GIVEN INSTRUCTION —
Output the lines of the records from the one containing "List every element" through the one containing "nav-blog[interactable]: BLOG xyxy=(840,31,877,45)" verbatim, with both end lines included.

DATA TO USE —
+ + + + +
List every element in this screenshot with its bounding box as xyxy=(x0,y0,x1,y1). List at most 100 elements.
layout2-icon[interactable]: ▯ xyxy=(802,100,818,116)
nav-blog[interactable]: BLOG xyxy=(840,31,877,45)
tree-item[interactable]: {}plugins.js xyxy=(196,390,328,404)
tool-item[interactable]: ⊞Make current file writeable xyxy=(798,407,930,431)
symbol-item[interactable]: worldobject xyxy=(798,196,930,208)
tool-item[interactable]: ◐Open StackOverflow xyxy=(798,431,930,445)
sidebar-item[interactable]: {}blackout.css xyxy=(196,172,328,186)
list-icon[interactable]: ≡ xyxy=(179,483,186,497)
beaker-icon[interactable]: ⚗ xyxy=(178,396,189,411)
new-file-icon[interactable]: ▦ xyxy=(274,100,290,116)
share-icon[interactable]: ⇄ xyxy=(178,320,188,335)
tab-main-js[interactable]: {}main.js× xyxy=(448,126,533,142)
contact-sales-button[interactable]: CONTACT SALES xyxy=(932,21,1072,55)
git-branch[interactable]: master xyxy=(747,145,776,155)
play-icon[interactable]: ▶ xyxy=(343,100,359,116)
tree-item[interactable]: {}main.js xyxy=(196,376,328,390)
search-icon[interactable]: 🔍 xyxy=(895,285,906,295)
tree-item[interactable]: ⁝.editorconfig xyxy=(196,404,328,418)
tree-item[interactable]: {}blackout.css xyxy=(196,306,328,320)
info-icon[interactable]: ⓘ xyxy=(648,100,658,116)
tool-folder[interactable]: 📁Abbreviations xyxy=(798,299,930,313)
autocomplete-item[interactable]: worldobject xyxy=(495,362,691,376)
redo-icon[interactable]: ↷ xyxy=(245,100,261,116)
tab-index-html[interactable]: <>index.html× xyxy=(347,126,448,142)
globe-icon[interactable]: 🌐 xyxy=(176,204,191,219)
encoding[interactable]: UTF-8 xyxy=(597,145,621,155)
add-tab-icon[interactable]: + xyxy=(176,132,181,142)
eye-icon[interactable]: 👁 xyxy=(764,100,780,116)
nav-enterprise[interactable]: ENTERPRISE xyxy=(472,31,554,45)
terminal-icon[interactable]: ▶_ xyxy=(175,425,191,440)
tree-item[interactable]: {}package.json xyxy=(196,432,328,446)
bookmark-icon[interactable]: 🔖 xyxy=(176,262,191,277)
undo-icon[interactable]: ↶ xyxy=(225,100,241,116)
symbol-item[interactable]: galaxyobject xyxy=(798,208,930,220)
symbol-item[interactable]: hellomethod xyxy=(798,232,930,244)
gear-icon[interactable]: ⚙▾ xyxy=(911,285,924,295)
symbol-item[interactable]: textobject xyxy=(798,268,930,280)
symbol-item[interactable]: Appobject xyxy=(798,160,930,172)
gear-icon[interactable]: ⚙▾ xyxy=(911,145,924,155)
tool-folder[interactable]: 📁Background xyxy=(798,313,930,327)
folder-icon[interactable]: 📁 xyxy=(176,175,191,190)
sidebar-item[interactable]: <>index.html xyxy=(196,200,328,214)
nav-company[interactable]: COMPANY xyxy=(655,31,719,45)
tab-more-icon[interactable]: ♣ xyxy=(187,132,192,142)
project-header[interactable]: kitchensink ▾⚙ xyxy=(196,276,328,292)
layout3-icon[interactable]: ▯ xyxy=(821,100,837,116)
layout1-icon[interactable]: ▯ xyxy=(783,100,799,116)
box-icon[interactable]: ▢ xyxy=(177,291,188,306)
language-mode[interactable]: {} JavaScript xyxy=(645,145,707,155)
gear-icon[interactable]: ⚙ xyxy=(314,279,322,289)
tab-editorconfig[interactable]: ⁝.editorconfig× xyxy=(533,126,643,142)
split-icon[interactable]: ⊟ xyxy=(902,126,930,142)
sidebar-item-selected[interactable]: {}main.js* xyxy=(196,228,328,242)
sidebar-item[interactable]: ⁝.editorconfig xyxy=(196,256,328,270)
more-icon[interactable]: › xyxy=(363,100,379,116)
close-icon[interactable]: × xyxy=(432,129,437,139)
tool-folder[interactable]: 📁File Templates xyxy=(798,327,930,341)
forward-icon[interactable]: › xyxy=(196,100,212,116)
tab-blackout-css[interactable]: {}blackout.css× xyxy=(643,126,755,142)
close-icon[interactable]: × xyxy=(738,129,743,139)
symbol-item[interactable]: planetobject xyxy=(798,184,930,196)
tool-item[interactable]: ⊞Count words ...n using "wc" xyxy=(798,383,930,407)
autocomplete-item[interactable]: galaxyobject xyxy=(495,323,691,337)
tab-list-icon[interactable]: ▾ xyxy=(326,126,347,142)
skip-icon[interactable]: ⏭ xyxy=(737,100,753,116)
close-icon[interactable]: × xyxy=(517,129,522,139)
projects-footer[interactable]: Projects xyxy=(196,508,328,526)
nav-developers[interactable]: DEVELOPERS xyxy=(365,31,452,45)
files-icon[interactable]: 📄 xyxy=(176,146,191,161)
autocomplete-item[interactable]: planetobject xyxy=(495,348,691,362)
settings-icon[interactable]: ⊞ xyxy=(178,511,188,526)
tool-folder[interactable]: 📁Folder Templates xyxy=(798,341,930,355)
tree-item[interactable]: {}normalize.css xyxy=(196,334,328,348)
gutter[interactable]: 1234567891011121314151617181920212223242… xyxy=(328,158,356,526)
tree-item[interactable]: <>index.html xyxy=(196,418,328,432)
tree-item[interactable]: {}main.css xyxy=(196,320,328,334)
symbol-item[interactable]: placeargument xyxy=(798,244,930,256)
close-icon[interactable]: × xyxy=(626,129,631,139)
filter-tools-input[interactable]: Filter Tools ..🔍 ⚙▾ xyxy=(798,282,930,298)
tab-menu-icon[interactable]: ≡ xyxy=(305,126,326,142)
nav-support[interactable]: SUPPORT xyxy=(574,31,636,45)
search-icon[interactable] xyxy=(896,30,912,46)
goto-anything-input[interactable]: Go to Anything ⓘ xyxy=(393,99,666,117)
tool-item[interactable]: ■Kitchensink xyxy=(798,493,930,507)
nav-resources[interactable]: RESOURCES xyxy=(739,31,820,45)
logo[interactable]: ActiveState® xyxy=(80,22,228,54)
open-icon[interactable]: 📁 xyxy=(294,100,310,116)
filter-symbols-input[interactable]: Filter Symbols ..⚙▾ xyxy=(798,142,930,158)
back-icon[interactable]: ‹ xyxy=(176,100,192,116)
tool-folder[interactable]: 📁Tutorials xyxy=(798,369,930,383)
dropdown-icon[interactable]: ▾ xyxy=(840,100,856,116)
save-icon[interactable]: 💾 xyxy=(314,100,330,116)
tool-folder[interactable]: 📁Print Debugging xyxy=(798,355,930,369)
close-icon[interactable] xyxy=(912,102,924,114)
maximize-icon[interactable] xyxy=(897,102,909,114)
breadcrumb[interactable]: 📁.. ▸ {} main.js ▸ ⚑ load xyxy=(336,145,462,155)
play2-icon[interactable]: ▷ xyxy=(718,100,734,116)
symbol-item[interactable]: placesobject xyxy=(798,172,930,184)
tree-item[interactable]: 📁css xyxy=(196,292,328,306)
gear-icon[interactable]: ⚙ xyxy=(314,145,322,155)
+ + + + +
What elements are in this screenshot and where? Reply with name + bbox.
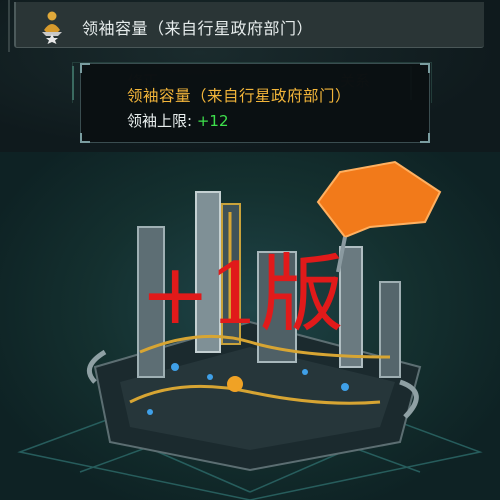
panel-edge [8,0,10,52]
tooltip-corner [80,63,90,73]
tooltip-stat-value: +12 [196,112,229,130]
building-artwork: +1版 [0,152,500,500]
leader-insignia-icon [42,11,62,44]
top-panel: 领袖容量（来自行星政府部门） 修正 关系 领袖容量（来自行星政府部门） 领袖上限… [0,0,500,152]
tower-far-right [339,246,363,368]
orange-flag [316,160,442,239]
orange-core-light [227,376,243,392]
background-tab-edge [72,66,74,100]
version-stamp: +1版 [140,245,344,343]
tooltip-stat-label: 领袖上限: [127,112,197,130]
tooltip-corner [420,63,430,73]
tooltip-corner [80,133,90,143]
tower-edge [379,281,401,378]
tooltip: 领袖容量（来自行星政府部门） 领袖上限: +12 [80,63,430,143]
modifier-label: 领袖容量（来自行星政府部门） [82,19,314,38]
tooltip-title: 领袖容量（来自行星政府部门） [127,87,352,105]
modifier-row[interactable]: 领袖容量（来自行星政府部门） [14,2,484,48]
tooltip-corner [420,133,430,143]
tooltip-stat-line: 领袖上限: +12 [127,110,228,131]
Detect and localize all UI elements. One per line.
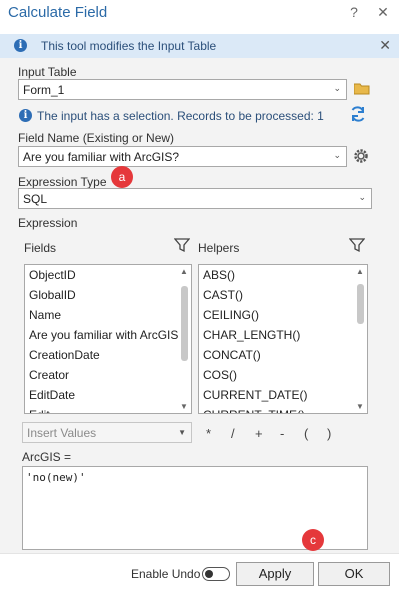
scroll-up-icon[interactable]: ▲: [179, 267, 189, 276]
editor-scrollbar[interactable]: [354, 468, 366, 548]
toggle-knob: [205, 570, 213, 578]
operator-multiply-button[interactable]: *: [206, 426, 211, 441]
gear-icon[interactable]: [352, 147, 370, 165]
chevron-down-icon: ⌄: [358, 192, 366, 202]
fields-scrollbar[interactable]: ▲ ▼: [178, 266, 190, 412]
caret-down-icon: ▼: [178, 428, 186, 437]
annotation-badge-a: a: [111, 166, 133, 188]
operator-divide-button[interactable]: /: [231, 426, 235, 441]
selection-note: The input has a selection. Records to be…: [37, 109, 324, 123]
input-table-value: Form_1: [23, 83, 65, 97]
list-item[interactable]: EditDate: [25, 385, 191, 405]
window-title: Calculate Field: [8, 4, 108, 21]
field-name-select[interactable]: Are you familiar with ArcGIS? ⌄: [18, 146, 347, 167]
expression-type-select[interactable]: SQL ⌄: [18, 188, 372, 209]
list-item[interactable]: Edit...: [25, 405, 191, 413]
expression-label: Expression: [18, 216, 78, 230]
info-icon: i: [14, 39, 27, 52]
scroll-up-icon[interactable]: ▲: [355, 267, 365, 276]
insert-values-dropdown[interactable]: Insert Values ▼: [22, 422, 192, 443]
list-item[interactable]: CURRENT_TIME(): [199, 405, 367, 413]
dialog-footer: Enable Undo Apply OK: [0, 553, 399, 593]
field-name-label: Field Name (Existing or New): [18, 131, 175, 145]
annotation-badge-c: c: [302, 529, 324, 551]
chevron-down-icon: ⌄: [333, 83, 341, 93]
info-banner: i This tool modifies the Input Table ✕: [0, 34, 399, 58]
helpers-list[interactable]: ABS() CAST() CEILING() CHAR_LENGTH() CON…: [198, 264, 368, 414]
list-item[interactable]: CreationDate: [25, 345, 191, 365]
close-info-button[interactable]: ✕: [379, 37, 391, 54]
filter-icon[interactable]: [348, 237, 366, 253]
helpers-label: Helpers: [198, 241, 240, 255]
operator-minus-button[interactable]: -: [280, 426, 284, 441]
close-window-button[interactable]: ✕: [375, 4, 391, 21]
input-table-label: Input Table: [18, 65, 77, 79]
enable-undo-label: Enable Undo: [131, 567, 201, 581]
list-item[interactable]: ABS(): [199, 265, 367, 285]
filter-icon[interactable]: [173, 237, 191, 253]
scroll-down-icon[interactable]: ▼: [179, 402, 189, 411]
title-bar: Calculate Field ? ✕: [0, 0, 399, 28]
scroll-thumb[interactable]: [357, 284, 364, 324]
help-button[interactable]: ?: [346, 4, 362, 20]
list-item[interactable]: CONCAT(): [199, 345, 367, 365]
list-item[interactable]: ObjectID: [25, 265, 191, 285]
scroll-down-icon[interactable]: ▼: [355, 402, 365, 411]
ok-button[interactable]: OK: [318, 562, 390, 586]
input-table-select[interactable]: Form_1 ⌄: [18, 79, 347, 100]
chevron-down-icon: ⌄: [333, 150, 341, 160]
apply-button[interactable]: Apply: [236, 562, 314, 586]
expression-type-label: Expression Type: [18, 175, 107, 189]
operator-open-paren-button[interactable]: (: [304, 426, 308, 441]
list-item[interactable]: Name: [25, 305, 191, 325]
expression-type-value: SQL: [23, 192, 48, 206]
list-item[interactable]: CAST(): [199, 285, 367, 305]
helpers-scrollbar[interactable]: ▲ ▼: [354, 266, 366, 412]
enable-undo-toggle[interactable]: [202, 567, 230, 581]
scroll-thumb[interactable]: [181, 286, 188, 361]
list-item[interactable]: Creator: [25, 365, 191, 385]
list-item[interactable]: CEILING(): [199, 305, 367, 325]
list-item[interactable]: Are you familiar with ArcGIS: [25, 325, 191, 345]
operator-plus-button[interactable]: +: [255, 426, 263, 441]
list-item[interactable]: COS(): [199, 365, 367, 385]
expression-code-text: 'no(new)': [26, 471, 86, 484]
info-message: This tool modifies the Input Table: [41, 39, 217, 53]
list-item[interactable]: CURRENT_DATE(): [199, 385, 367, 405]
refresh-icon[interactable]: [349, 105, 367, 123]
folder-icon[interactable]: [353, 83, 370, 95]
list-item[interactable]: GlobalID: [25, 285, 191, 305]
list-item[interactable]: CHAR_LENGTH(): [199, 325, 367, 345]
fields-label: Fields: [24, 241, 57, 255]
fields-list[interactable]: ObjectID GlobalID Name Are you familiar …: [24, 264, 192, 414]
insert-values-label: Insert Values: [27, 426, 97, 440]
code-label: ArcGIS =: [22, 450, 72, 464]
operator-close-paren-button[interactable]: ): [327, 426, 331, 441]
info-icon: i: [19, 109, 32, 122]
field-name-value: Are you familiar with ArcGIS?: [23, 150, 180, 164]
+ + + + +
RESULT BELOW —
List every element in this screenshot with its bounding box as xyxy=(x0,y0,x1,y1). List at most 100 elements.
layout2-icon[interactable]: ▯ xyxy=(802,100,818,116)
nav-blog[interactable]: BLOG xyxy=(840,31,877,45)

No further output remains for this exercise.